### Text section
Risk factors for the development of HAP can be differentiated into modifiable and nonmodifiable conditions. Risk factors may also be patient related (male sex, preexisting pulmonary disease, or multiple organ system failure) or treatment related (intubation or enteral feeding). Modifiable risk factors for HAP are obvious targets for improved management and prophylaxis in several studies and in the comprehensive Guidelines for Preventing Health-care–associated Pneumonia, published by the Centers for Disease Control (3, 93, 110). Effective strategies include strict infection control, alcohol-based hand disinfection, use of microbiologic surveillance with timely availability of data on local MDR pathogens, monitoring and early removal of invasive devices, and programs to reduce or alter antibiotic-prescribing practices (3, 92, 93, 100, 110113).

Intubation and Mechanical Ventilation
Intubation and mechanical ventilation increase the risk of HAP 6- to 21-fold and therefore should be avoided whenever possible (3, 94, 110, 114). Noninvasive positive-pressure ventilation, using a face mask, is an attractive alternative for patients with acute exacerbations of chronic obstructive pulmonary disease or acute hypoxemic respiratory failure, and for some immunosuppressed patients with pulmonary infiltrates and respiratory failure (18, 20, 115119). Data suggest that use of noninvasive ventilation to avoid reintubation after initial extubation may not be a good strategy (115).

Specific strategies have been recommended to reduce the duration of mechanical ventilation, such as improved methods of sedation and the use of protocols to facilitate and accelerate weaning (120124). These interventions are dependent on adequate ICU staffing. Reintubation should be avoided, if possible, as it increases the risk of VAP (114).

Attention to the specific type of endotracheal tube, its maintenance, and the site of insertion may also be valuable. The use of oral endotracheal and orogastric tubes, rather than nasotracheal and nasogastric tubes, can reduce the frequency of nosocomial sinusitis and possibly HAP, although causality between sinusitis and HAP has not been firmly established (109, 125). Efforts to reduce the likelihood of aspiration of oropharyngeal bacteria around the endotracheal tube cuff and into the lower respiratory tract include limiting the use of sedative and paralytic agents that depress cough and other host-protective mechanisms, and maintaining endotracheal cuff pressure at greater than 20 cm H2O (98, 126). Continuous aspiration of subglottic secretions, through the use of a specially designed endotracheal tube, has significantly reduced the incidence of early-onset VAP in several studies (97, 127130).

VAP may also be related to colonization of the ventilator circuit (131). A large number of prospective, randomized trials have shown that the frequency of ventilator circuit change does not affect the incidence of HAP, but condensate collecting in the ventilator circuit can become contaminated from patient secretions (98, 132135). Therefore, vigilance is needed to prevent inadvertently flushing the condensate into the lower airway or to in-line medication nebulizers when the patient turns or the bedrail is raised (98, 131134, 136). Passive humidifiers or heat–moisture exchangers decrease ventilator circuit colonization but have not significantly reduced the incidence of VAP (128, 135139).

### Exercise tasks
A - In the pneumonia prevention text, rewrite the paragraph beginning "Specific strategies have been recommended" as a short bulleted list that keeps its main facts.
B - According to the pneumonia prevention text, by how much do intubation and mechanical ventilation increase the risk of HAP?
C - Retype the pneumonia prevention text from "Specific strategies have" to "of VAP (114).".

### Supplied data

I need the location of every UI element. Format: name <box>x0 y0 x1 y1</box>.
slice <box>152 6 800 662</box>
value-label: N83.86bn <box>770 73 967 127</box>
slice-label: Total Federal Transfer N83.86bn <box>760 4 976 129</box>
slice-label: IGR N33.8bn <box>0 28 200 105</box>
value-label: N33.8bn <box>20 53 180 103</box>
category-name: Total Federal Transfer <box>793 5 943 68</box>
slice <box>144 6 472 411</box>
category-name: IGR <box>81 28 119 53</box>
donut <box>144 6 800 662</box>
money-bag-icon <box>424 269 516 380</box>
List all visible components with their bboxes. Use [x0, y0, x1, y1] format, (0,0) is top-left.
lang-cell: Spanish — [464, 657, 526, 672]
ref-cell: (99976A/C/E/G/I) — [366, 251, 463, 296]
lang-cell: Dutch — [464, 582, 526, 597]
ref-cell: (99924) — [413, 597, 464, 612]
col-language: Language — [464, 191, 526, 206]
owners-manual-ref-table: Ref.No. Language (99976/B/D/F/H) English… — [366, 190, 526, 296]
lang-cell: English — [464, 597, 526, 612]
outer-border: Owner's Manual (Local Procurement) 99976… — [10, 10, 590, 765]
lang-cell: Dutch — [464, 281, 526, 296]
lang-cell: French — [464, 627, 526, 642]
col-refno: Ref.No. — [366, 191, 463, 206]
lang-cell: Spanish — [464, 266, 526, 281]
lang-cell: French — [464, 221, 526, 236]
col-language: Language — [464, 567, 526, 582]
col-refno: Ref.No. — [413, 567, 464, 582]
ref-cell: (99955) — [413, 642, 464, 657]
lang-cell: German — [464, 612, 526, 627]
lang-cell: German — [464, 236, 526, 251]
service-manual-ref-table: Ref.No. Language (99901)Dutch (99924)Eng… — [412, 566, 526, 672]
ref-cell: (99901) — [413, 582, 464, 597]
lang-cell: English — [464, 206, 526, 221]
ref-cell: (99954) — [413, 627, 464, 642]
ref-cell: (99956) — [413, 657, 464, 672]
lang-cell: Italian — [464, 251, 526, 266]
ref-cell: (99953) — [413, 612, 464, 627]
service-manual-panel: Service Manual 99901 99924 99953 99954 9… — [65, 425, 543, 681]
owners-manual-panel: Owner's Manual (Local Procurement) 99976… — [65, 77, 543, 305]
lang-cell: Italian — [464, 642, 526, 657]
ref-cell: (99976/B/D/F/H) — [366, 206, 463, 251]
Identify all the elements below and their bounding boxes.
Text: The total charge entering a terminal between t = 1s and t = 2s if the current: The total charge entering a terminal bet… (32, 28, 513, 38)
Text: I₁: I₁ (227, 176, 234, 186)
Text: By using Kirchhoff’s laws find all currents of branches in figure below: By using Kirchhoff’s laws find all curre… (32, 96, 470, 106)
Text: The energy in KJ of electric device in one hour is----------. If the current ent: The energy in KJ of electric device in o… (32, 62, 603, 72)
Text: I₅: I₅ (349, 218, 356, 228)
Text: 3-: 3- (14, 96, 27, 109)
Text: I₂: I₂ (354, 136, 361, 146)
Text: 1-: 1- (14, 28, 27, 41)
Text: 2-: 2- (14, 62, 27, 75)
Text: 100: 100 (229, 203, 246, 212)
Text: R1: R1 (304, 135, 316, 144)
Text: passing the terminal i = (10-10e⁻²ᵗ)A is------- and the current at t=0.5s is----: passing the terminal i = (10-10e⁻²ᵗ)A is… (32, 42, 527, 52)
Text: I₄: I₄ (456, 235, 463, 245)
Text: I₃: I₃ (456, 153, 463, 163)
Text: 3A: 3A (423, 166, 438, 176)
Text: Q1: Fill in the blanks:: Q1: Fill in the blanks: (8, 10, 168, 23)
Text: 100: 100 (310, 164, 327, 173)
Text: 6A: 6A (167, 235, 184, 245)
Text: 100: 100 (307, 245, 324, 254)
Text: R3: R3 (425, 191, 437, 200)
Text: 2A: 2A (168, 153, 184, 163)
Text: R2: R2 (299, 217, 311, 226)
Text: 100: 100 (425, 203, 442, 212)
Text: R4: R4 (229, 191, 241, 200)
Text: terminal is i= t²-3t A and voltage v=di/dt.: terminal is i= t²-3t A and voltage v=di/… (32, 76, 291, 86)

### Set of answers
A -
- Recommended ways to shorten mechanical ventilation include improved sedation methods and protocols that make weaning easier and faster.
- These interventions depend on adequate ICU staffing.
- Reintubation should be avoided when possible because it increases the risk of VAP.

B - They increase it 6- to 21-fold.

C -
Specific strategies have been recommended to reduce the duration of mechanical ventilation, such as improved methods of sedation and the use of protocols to facilitate and accelerate weaning (120124). These interventions are dependent on adequate ICU staffing. Reintubation should be avoided, if possible, as it increases the risk of VAP (114).